[Dataset items]
━━━━

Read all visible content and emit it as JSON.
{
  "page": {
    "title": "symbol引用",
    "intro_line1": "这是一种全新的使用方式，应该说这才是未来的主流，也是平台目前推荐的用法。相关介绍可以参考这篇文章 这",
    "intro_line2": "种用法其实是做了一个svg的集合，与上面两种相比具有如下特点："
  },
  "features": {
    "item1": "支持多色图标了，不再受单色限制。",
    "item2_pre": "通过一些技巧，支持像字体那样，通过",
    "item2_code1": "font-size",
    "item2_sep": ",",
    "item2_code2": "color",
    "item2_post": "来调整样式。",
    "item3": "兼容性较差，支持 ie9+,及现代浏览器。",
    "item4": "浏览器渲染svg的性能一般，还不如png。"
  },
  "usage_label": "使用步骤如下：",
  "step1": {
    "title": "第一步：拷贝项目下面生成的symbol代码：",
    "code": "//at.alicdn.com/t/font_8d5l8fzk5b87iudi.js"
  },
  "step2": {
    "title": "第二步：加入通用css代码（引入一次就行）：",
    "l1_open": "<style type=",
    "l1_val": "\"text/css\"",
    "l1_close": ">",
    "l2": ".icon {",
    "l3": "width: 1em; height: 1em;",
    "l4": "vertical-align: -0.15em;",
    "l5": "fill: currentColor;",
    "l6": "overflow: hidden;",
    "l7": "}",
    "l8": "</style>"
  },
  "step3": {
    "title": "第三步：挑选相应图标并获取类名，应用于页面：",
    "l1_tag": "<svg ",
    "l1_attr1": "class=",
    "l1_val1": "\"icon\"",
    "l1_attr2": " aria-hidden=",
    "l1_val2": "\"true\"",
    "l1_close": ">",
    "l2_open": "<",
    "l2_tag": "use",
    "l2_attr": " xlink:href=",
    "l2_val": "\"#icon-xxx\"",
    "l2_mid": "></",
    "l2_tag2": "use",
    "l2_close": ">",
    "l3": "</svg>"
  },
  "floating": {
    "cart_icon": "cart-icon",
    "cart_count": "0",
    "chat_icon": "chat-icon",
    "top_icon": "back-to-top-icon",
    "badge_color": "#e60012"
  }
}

━━━━

* What you are asked to do *
Retype every entry above, word for word.

* Expected answer *
Read all visible content and emit it as JSON.
{
  "page": {
    "title": "symbol引用",
    "intro_line1": "这是一种全新的使用方式，应该说这才是未来的主流，也是平台目前推荐的用法。相关介绍可以参考这篇文章 这",
    "intro_line2": "种用法其实是做了一个svg的集合，与上面两种相比具有如下特点："
  },
  "features": {
    "item1": "支持多色图标了，不再受单色限制。",
    "item2_pre": "通过一些技巧，支持像字体那样，通过",
    "item2_code1": "font-size",
    "item2_sep": ",",
    "item2_code2": "color",
    "item2_post": "来调整样式。",
    "item3": "兼容性较差，支持 ie9+,及现代浏览器。",
    "item4": "浏览器渲染svg的性能一般，还不如png。"
  },
  "usage_label": "使用步骤如下：",
  "step1": {
    "title": "第一步：拷贝项目下面生成的symbol代码：",
    "code": "//at.alicdn.com/t/font_8d5l8fzk5b87iudi.js"
  },
  "step2": {
    "title": "第二步：加入通用css代码（引入一次就行）：",
    "l1_open": "<style type=",
    "l1_val": "\"text/css\"",
    "l1_close": ">",
    "l2": ".icon {",
    "l3": "width: 1em; height: 1em;",
    "l4": "vertical-align: -0.15em;",
    "l5": "fill: currentColor;",
    "l6": "overflow: hidden;",
    "l7": "}",
    "l8": "</style>"
  },
  "step3": {
    "title": "第三步：挑选相应图标并获取类名，应用于页面：",
    "l1_tag": "<svg ",
    "l1_attr1": "class=",
    "l1_val1": "\"icon\"",
    "l1_attr2": " aria-hidden=",
    "l1_val2": "\"true\"",
    "l1_close": ">",
    "l2_open": "<",
    "l2_tag": "use",
    "l2_attr": " xlink:href=",
    "l2_val": "\"#icon-xxx\"",
    "l2_mid": "></",
    "l2_tag2": "use",
    "l2_close": ">",
    "l3": "</svg>"
  },
  "floating": {
    "cart_icon": "cart-icon",
    "cart_count": "0",
    "chat_icon": "chat-icon",
    "top_icon": "back-to-top-icon",
    "badge_color": "#e60012"
  }
}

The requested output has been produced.